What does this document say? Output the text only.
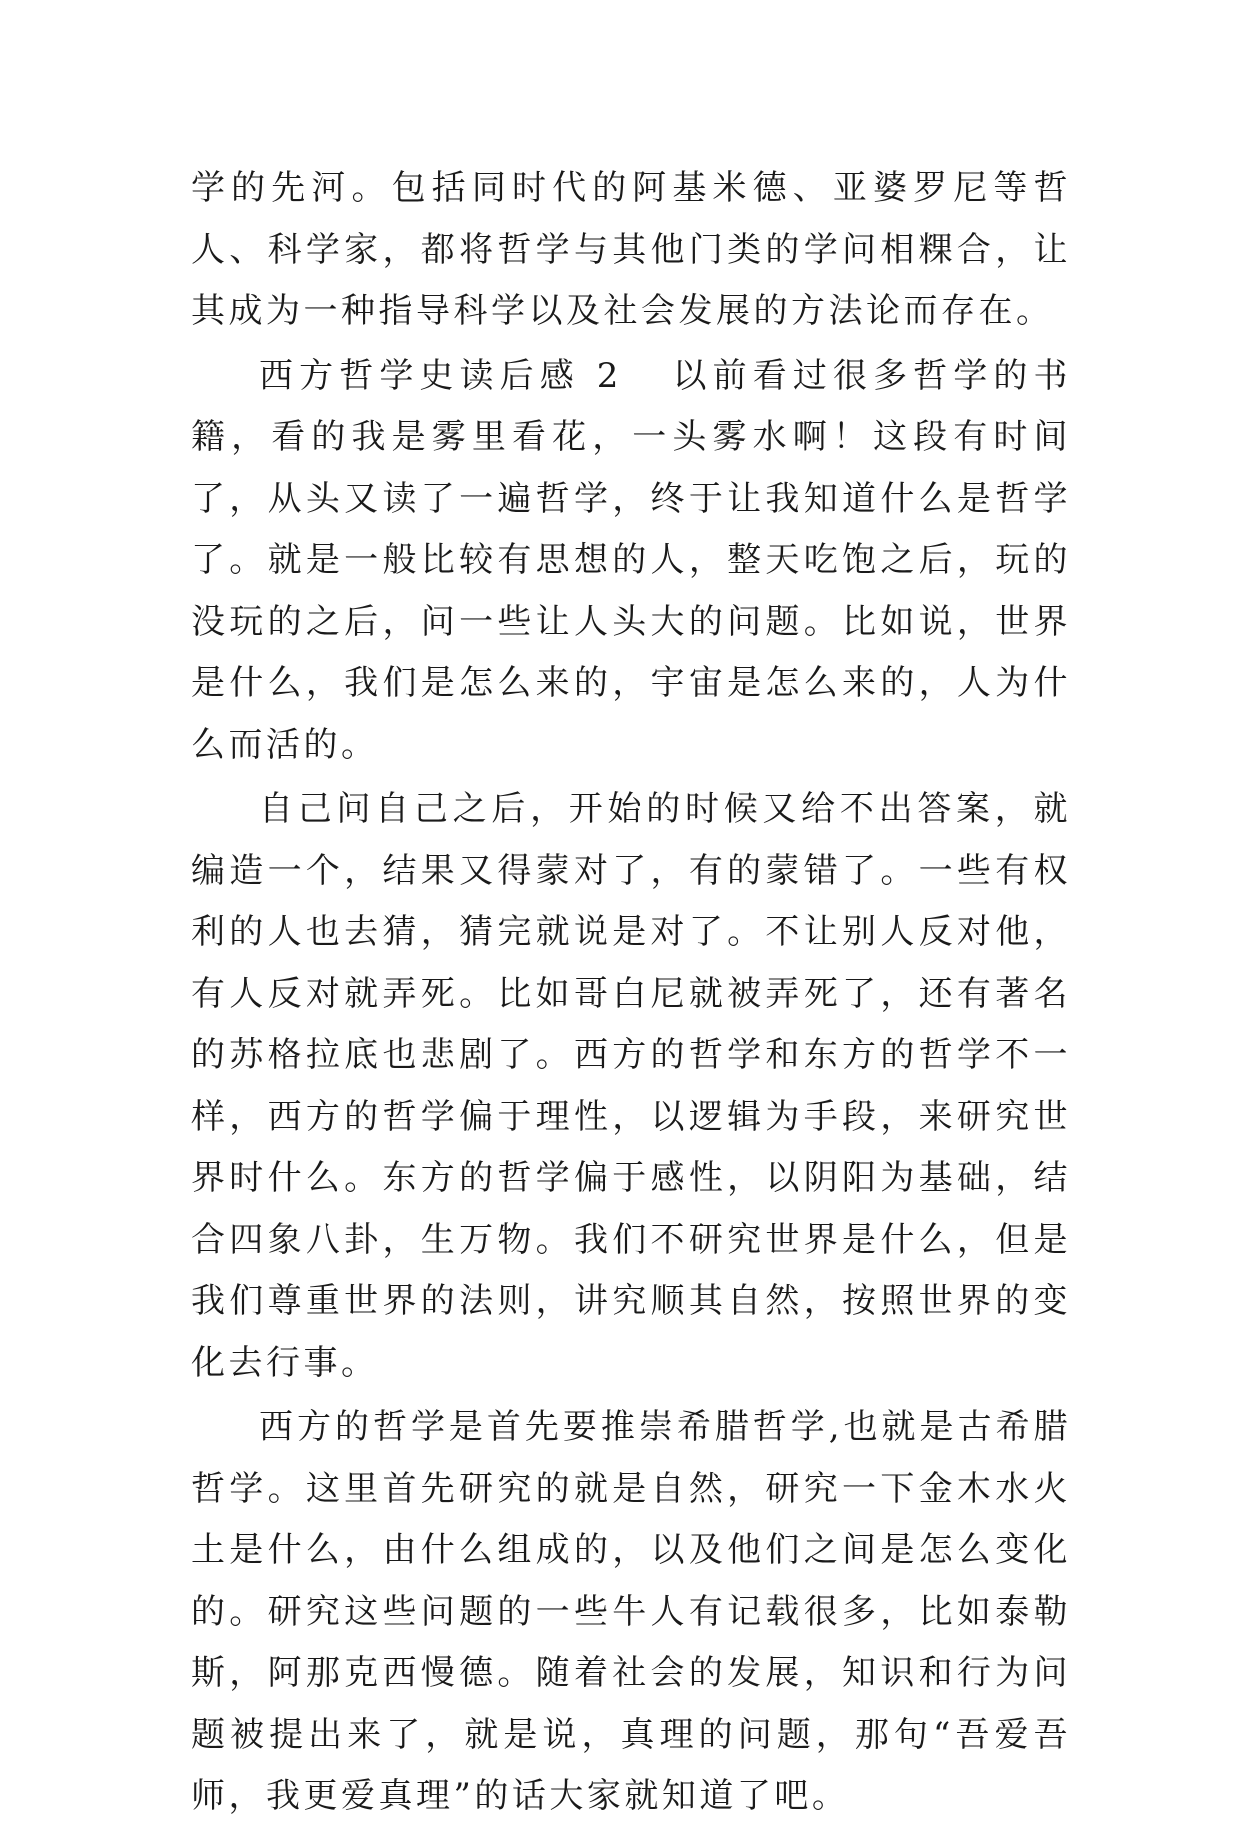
学的先河。包括同时代的阿基米德、亚婆罗尼等哲人、科学家，都将哲学与其他门类的学问相粿合，让其成为一种指导科学以及社会发展的方法论而存在。

西方哲学史读后感 2 以前看过很多哲学的书籍，看的我是雾里看花，一头雾水啊！这段有时间了，从头又读了一遍哲学，终于让我知道什么是哲学了。就是一般比较有思想的人，整天吃饱之后，玩的没玩的之后，问一些让人头大的问题。比如说，世界是什么，我们是怎么来的，宇宙是怎么来的，人为什么而活的。

自己问自己之后，开始的时候又给不出答案，就编造一个，结果又得蒙对了，有的蒙错了。一些有权利的人也去猜，猜完就说是对了。不让别人反对他，有人反对就弄死。比如哥白尼就被弄死了，还有著名的苏格拉底也悲剧了。西方的哲学和东方的哲学不一样，西方的哲学偏于理性，以逻辑为手段，来研究世界时什么。东方的哲学偏于感性，以阴阳为基础，结合四象八卦，生万物。我们不研究世界是什么，但是我们尊重世界的法则，讲究顺其自然，按照世界的变化去行事。

西方的哲学是首先要推崇希腊哲学,也就是古希腊哲学。这里首先研究的就是自然，研究一下金木水火土是什么，由什么组成的，以及他们之间是怎么变化的。研究这些问题的一些牛人有记载很多，比如泰勒斯，阿那克西慢德。随着社会的发展，知识和行为问题被提出来了，就是说，真理的问题，那句“吾爱吾师，我更爱真理”的话大家就知道了吧。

============================================================

CHALLENGE
Every line is to be duplicated exactly, though pictures stay out.

ANSWER TO THIS TASK
What does this document say? Output the text only.
学的先河。包括同时代的阿基米德、亚婆罗尼等哲人、科学家，都将哲学与其他门类的学问相粿合，让其成为一种指导科学以及社会发展的方法论而存在。

西方哲学史读后感 2 以前看过很多哲学的书籍，看的我是雾里看花，一头雾水啊！这段有时间了，从头又读了一遍哲学，终于让我知道什么是哲学了。就是一般比较有思想的人，整天吃饱之后，玩的没玩的之后，问一些让人头大的问题。比如说，世界是什么，我们是怎么来的，宇宙是怎么来的，人为什么而活的。

自己问自己之后，开始的时候又给不出答案，就编造一个，结果又得蒙对了，有的蒙错了。一些有权利的人也去猜，猜完就说是对了。不让别人反对他，有人反对就弄死。比如哥白尼就被弄死了，还有著名的苏格拉底也悲剧了。西方的哲学和东方的哲学不一样，西方的哲学偏于理性，以逻辑为手段，来研究世界时什么。东方的哲学偏于感性，以阴阳为基础，结合四象八卦，生万物。我们不研究世界是什么，但是我们尊重世界的法则，讲究顺其自然，按照世界的变化去行事。

西方的哲学是首先要推崇希腊哲学,也就是古希腊哲学。这里首先研究的就是自然，研究一下金木水火土是什么，由什么组成的，以及他们之间是怎么变化的。研究这些问题的一些牛人有记载很多，比如泰勒斯，阿那克西慢德。随着社会的发展，知识和行为问题被提出来了，就是说，真理的问题，那句“吾爱吾师，我更爱真理”的话大家就知道了吧。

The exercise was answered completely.